> **Problem to solve**: State the number of lines below in which the word "name" appears. Nothing else belongs in the answer.
####
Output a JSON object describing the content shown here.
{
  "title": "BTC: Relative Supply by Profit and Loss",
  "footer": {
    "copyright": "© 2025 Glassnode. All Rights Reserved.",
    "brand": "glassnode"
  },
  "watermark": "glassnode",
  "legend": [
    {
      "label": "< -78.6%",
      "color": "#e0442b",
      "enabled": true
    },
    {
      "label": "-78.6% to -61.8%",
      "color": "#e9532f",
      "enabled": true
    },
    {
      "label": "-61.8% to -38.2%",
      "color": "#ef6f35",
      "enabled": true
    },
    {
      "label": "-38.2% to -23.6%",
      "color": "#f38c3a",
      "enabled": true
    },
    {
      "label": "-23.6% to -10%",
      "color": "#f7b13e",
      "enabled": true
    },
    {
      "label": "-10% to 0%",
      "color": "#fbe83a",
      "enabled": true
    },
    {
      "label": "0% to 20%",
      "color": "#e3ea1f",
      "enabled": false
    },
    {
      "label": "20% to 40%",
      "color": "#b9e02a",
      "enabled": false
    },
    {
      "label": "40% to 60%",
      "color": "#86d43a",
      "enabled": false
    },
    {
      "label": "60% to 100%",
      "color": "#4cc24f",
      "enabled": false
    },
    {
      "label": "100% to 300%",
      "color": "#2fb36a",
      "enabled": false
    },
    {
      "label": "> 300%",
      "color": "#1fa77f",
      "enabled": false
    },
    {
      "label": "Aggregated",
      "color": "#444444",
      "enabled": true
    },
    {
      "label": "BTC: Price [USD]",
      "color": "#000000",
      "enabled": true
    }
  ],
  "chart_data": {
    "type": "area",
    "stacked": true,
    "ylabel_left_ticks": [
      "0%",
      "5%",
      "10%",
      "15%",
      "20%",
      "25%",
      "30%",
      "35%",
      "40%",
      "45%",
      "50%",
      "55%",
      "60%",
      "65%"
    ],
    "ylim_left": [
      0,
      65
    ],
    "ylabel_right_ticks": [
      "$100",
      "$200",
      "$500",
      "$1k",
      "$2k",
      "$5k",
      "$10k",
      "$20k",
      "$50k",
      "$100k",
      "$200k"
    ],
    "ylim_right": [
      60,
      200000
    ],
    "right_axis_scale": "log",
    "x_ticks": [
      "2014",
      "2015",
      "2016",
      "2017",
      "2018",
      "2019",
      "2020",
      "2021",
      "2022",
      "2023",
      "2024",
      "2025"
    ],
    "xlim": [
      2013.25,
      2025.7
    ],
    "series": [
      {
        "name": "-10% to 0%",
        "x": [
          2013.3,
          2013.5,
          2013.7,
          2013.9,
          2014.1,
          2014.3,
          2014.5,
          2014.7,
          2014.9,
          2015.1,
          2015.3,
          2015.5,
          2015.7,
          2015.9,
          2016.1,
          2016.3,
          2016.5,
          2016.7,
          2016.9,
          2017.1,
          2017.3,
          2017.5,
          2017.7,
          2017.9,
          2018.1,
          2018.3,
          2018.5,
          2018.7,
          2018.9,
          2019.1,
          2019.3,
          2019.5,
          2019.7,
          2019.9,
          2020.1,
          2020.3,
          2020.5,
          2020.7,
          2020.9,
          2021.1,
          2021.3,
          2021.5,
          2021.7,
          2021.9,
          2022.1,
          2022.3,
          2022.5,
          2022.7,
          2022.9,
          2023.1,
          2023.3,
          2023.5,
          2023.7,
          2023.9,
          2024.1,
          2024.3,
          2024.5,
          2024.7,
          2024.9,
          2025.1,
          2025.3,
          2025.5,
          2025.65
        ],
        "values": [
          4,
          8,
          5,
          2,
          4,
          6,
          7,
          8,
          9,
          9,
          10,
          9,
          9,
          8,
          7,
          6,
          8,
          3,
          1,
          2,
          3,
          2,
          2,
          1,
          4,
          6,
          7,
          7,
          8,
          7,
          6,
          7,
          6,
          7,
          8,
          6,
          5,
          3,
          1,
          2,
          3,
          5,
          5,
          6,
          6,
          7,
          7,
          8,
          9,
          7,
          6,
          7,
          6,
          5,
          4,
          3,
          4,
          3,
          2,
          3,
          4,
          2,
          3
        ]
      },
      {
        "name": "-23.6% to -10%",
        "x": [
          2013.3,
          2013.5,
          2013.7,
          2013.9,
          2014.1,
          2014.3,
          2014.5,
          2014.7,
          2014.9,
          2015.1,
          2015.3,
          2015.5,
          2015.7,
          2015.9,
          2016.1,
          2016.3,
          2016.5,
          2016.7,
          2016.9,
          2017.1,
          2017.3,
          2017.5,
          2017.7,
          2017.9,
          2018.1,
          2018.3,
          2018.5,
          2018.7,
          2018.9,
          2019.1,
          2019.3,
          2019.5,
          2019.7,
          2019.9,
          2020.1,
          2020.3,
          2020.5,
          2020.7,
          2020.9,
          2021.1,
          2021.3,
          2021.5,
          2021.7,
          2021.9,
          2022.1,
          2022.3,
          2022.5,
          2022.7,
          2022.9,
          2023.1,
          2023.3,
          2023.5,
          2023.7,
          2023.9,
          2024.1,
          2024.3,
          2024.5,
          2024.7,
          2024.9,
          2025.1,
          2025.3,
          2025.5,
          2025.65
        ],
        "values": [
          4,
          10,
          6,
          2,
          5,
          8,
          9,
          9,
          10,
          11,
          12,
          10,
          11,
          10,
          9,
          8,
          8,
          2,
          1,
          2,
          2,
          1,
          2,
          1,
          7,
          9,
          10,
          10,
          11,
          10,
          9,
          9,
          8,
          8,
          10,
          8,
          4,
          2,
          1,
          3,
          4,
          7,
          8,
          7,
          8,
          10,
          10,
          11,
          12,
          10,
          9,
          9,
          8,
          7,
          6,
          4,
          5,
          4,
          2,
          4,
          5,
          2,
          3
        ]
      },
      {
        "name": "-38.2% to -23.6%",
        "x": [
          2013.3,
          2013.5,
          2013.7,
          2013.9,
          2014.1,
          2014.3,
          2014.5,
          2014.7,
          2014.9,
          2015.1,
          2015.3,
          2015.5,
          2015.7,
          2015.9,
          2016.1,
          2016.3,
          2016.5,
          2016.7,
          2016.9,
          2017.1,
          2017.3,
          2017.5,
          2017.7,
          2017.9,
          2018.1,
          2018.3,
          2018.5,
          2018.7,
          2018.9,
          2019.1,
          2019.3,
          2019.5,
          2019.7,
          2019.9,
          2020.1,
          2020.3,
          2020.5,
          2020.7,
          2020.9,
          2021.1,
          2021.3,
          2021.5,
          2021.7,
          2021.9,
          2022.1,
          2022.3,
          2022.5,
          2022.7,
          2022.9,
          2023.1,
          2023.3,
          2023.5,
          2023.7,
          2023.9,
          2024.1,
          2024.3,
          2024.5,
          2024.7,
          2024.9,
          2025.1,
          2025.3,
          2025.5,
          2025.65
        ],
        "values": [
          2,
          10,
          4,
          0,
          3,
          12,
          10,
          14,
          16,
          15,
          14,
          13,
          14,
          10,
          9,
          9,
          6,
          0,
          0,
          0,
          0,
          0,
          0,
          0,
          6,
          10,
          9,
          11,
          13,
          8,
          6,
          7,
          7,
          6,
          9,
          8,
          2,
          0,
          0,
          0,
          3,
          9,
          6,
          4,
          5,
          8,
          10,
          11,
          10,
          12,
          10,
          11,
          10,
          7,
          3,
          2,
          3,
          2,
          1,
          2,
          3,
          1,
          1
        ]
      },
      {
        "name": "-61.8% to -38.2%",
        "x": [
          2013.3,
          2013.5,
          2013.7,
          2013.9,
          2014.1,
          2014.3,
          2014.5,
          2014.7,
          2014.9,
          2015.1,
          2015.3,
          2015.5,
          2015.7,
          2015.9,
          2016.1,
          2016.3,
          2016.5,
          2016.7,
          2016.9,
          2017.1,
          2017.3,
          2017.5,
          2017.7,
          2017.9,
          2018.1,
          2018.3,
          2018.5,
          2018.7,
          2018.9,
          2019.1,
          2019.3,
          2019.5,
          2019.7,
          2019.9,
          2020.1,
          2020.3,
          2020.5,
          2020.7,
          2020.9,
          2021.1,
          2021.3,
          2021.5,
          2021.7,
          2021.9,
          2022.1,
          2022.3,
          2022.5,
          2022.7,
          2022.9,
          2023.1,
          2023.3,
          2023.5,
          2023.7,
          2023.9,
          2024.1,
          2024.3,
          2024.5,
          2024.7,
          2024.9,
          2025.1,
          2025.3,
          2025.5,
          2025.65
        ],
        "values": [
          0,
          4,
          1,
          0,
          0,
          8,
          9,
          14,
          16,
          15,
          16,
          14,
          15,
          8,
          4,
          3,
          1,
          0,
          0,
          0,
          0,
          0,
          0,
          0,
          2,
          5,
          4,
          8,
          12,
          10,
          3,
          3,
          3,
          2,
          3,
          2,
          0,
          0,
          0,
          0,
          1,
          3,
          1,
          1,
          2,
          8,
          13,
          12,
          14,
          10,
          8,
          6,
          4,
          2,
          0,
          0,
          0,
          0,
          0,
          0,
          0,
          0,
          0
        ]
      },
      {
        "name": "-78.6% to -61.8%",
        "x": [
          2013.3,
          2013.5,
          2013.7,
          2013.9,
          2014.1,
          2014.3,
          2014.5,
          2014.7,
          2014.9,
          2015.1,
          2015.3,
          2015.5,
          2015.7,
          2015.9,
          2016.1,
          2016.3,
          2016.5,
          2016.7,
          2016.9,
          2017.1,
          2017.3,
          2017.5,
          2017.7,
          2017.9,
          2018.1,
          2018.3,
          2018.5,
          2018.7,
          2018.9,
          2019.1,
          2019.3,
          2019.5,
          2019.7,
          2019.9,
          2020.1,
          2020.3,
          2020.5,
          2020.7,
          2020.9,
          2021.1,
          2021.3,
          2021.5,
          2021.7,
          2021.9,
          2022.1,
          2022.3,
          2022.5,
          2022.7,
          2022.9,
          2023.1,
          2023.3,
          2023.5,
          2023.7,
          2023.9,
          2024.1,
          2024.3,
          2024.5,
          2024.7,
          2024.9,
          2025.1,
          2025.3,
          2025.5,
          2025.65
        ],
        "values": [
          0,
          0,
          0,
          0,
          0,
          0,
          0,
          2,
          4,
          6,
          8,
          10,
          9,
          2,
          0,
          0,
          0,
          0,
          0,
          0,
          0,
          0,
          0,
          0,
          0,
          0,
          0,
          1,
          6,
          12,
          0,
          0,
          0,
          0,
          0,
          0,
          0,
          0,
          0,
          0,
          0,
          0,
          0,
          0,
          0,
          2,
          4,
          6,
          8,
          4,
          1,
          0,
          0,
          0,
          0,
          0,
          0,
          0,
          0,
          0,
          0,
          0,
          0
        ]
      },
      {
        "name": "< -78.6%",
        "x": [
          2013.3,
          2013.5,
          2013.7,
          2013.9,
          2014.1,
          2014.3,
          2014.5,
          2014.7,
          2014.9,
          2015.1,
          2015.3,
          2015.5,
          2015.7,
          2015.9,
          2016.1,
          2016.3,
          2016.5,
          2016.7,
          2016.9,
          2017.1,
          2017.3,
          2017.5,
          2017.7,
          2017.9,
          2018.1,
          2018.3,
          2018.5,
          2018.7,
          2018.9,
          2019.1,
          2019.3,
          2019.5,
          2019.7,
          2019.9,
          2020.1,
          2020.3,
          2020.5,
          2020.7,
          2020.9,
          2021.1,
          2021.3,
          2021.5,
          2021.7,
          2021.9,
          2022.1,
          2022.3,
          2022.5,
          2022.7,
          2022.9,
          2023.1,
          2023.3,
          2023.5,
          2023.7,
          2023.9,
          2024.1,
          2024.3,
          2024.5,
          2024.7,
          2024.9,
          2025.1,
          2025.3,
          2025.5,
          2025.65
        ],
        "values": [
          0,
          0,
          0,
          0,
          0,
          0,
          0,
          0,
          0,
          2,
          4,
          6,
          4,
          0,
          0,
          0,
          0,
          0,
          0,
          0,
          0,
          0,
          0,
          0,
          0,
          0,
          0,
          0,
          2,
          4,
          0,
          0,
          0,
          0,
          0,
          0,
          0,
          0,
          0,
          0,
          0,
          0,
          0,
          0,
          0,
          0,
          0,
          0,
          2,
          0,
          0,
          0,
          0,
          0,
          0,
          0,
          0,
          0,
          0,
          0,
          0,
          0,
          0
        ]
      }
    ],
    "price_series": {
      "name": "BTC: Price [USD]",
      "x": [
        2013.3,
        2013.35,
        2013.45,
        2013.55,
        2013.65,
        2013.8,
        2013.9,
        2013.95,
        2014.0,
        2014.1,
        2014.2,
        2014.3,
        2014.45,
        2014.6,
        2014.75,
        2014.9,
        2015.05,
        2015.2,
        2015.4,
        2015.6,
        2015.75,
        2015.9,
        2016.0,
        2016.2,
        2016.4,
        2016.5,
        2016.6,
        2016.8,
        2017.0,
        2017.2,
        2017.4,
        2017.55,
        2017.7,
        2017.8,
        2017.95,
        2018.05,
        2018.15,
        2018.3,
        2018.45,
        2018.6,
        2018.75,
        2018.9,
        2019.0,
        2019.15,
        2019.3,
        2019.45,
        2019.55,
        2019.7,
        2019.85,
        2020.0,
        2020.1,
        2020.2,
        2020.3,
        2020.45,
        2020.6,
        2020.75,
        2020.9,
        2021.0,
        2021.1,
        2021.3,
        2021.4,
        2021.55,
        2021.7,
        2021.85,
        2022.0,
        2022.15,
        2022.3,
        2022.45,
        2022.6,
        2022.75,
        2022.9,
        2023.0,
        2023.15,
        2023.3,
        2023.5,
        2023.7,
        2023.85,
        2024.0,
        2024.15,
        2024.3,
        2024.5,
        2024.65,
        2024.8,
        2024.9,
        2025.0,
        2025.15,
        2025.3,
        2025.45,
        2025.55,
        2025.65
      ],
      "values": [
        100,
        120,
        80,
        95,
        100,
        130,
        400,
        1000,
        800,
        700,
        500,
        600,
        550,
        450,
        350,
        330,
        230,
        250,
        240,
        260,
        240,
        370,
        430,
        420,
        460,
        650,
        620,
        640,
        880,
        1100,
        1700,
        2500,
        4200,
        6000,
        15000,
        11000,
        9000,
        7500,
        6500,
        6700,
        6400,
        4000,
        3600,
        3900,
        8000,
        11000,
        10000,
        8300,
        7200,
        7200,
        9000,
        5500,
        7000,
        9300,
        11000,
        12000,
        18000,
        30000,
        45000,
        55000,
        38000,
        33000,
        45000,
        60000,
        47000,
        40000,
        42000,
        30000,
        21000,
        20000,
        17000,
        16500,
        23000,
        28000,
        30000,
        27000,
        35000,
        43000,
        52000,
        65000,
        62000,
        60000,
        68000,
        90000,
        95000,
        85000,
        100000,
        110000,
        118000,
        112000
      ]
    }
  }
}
####
> **Result**: 7